Written task: In the records below, pick out all lines containing the word "title".

=====

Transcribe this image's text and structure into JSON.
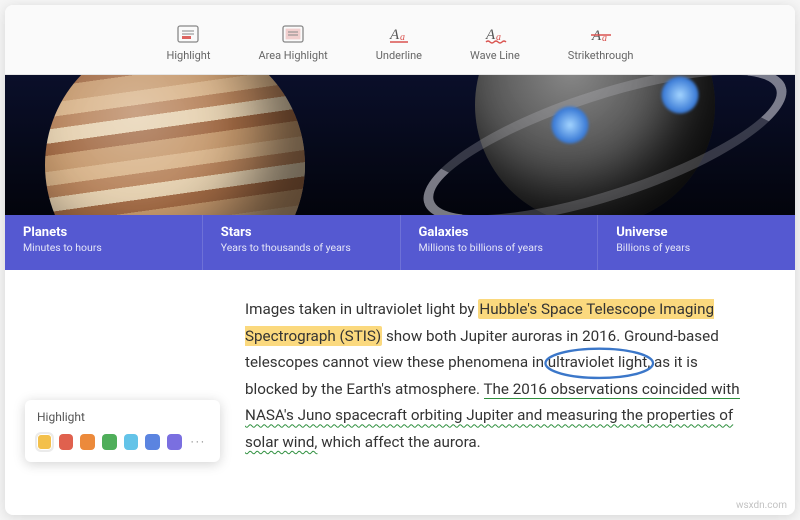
{
  "toolbar": {
    "highlight": "Highlight",
    "area_highlight": "Area Highlight",
    "underline": "Underline",
    "wave_line": "Wave Line",
    "strikethrough": "Strikethrough"
  },
  "band": [
    {
      "title": "Planets",
      "sub": "Minutes to hours"
    },
    {
      "title": "Stars",
      "sub": "Years to thousands of years"
    },
    {
      "title": "Galaxies",
      "sub": "Millions to billions of years"
    },
    {
      "title": "Universe",
      "sub": "Billions of years"
    }
  ],
  "article": {
    "t1": "Images taken in ultraviolet light by ",
    "hl": "Hubble's Space Telescope Imaging Spectrograph (STIS)",
    "t2": " show both Jupiter auroras in 2016. Ground-based telescopes cannot view these phenomena in ",
    "ring": "ultraviolet light,",
    "t3": " as it is blocked by  the Earth's atmosphere. ",
    "ul": "The 2016 observations coincided with",
    "t4": " ",
    "wavy": "NASA's Juno  spacecraft orbiting Jupiter and measuring the properties of solar wind,",
    "t5": " which affect the aurora."
  },
  "palette": {
    "title": "Highlight",
    "colors": [
      "#f3c04b",
      "#e0614e",
      "#ec8a3b",
      "#4fae5a",
      "#63c3e8",
      "#5b84e0",
      "#7a6fe0"
    ],
    "selected_index": 0,
    "more": "···"
  },
  "watermark": "wsxdn.com"
}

=====

Response to the task:
      "title": "Planets",
      "title": "Stars",
      "title": "Galaxies",
      "title": "Universe",
    "title": "Highlight",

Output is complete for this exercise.